Short problem: Extract and list every line that contains the word "mark".

Data extract:
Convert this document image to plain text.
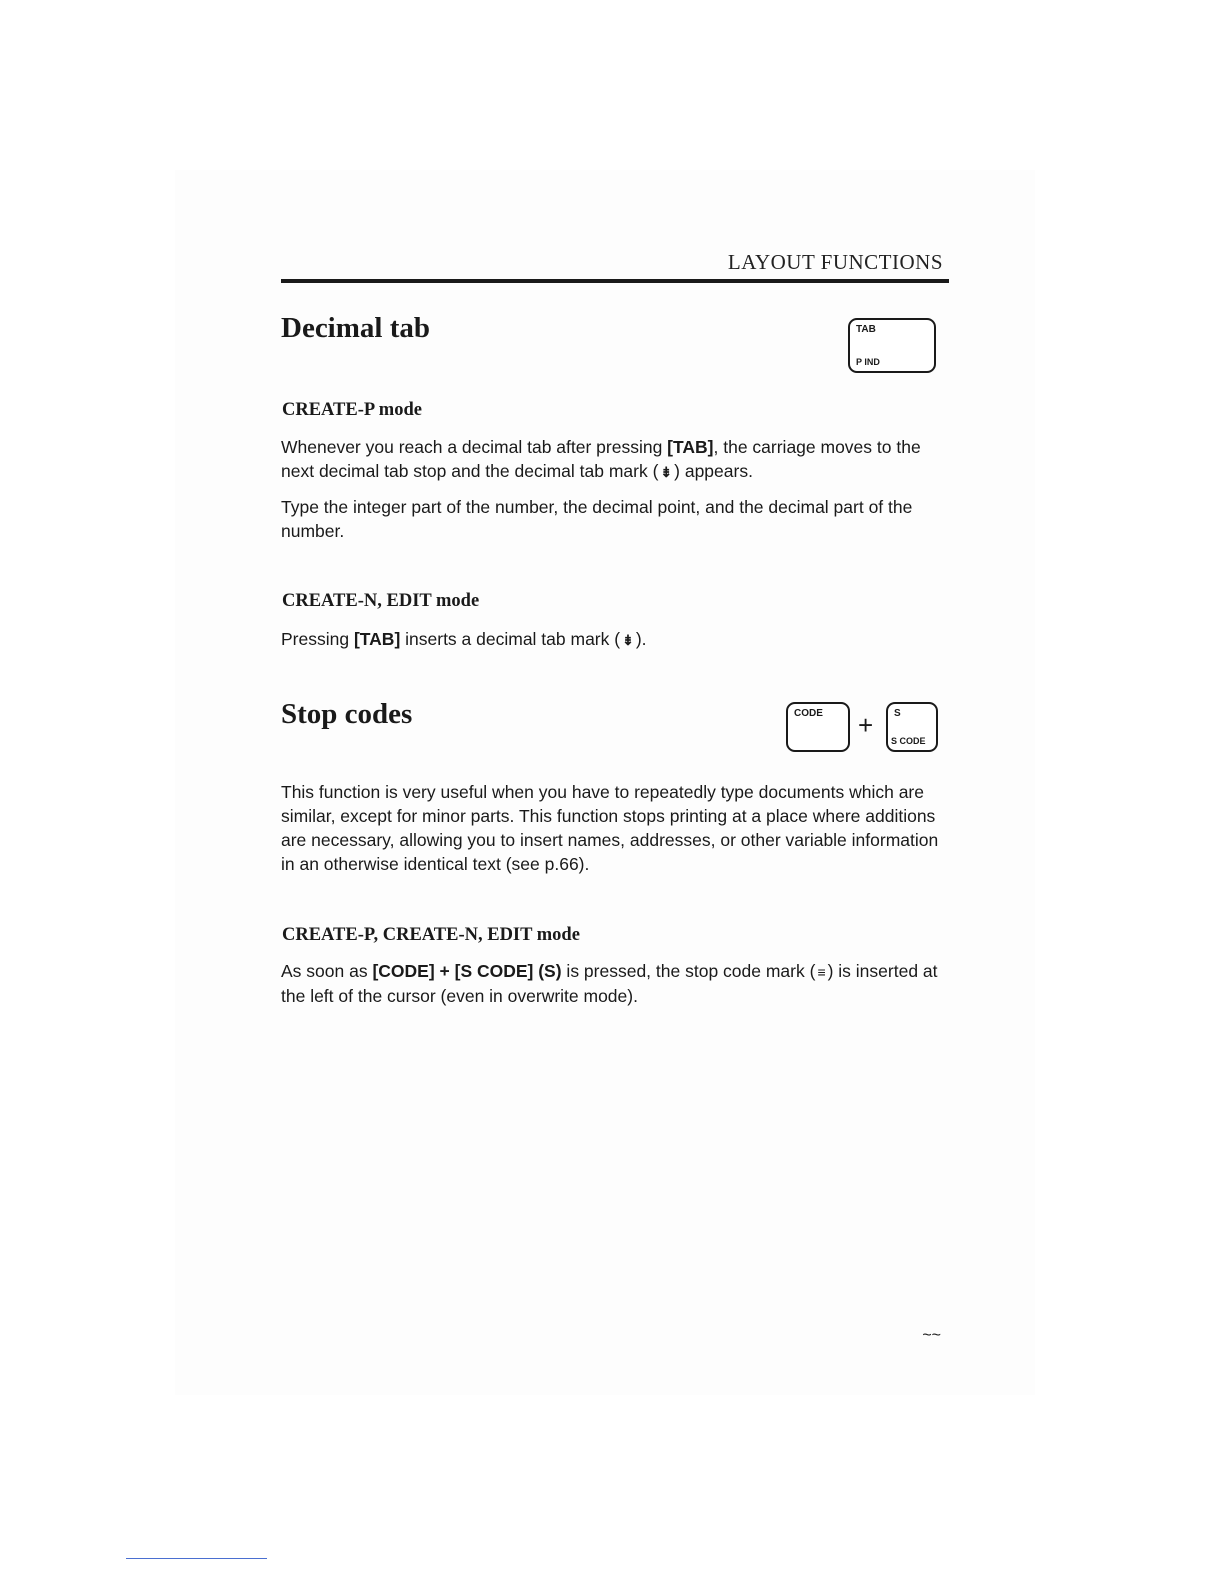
LAYOUT FUNCTIONS
Decimal tab	TAB
P IND
CREATE-P mode

Whenever you reach a decimal tab after pressing [TAB], the carriage moves to the next decimal tab stop and the decimal tab mark ( ⇟ ) appears.

Type the integer part of the number, the decimal point, and the decimal part of the number.

CREATE-N, EDIT mode

Pressing [TAB] inserts a decimal tab mark ( ⇟ ).

Stop codes	CODE + S
S CODE

This function is very useful when you have to repeatedly type documents which are similar, except for minor parts. This function stops printing at a place where additions are necessary, allowing you to insert names, addresses, or other variable information in an otherwise identical text (see p.66).

CREATE-P, CREATE-N, EDIT mode

As soon as [CODE] + [S CODE] (S) is pressed, the stop code mark ( ≡ ) is inserted at the left of the cursor (even in overwrite mode).

~~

Answer:
Whenever you reach a decimal tab after pressing [TAB], the carriage moves to the next decimal tab stop and the decimal tab mark ( ⇟ ) appears.
Pressing [TAB] inserts a decimal tab mark ( ⇟ ).
As soon as [CODE] + [S CODE] (S) is pressed, the stop code mark ( ≡ ) is inserted at the left of the cursor (even in overwrite mode).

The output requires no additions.